— MATERIAL SUPPLIED —
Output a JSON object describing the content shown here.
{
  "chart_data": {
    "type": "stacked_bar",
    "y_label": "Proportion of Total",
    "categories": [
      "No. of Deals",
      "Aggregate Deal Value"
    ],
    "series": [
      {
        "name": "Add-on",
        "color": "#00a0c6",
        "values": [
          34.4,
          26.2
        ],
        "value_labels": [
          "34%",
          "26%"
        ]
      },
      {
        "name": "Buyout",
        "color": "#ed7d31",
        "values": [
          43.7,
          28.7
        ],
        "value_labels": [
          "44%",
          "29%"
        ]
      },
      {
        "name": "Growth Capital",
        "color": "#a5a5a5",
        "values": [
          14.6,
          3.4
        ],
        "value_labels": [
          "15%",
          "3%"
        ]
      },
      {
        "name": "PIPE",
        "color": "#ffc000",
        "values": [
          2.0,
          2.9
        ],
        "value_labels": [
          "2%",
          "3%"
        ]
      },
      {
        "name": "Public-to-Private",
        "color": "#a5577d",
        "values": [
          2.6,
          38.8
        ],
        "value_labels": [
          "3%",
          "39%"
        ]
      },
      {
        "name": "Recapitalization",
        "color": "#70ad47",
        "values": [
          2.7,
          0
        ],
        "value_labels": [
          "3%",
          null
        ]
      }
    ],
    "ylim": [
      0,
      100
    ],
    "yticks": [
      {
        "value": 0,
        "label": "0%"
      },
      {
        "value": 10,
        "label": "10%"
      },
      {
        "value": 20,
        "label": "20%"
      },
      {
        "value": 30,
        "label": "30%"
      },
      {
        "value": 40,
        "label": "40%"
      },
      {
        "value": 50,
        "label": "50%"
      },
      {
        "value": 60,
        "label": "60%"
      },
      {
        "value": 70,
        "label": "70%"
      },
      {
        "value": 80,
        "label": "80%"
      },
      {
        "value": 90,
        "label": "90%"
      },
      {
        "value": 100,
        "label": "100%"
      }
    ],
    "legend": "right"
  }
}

— WHAT YOU SHOULD DO —
The listing above must be transcribed exactly, line by line.

— TASK ANSWER —
Output a JSON object describing the content shown here.
{
  "chart_data": {
    "type": "stacked_bar",
    "y_label": "Proportion of Total",
    "categories": [
      "No. of Deals",
      "Aggregate Deal Value"
    ],
    "series": [
      {
        "name": "Add-on",
        "color": "#00a0c6",
        "values": [
          34.4,
          26.2
        ],
        "value_labels": [
          "34%",
          "26%"
        ]
      },
      {
        "name": "Buyout",
        "color": "#ed7d31",
        "values": [
          43.7,
          28.7
        ],
        "value_labels": [
          "44%",
          "29%"
        ]
      },
      {
        "name": "Growth Capital",
        "color": "#a5a5a5",
        "values": [
          14.6,
          3.4
        ],
        "value_labels": [
          "15%",
          "3%"
        ]
      },
      {
        "name": "PIPE",
        "color": "#ffc000",
        "values": [
          2.0,
          2.9
        ],
        "value_labels": [
          "2%",
          "3%"
        ]
      },
      {
        "name": "Public-to-Private",
        "color": "#a5577d",
        "values": [
          2.6,
          38.8
        ],
        "value_labels": [
          "3%",
          "39%"
        ]
      },
      {
        "name": "Recapitalization",
        "color": "#70ad47",
        "values": [
          2.7,
          0
        ],
        "value_labels": [
          "3%",
          null
        ]
      }
    ],
    "ylim": [
      0,
      100
    ],
    "yticks": [
      {
        "value": 0,
        "label": "0%"
      },
      {
        "value": 10,
        "label": "10%"
      },
      {
        "value": 20,
        "label": "20%"
      },
      {
        "value": 30,
        "label": "30%"
      },
      {
        "value": 40,
        "label": "40%"
      },
      {
        "value": 50,
        "label": "50%"
      },
      {
        "value": 60,
        "label": "60%"
      },
      {
        "value": 70,
        "label": "70%"
      },
      {
        "value": 80,
        "label": "80%"
      },
      {
        "value": 90,
        "label": "90%"
      },
      {
        "value": 100,
        "label": "100%"
      }
    ],
    "legend": "right"
  }
}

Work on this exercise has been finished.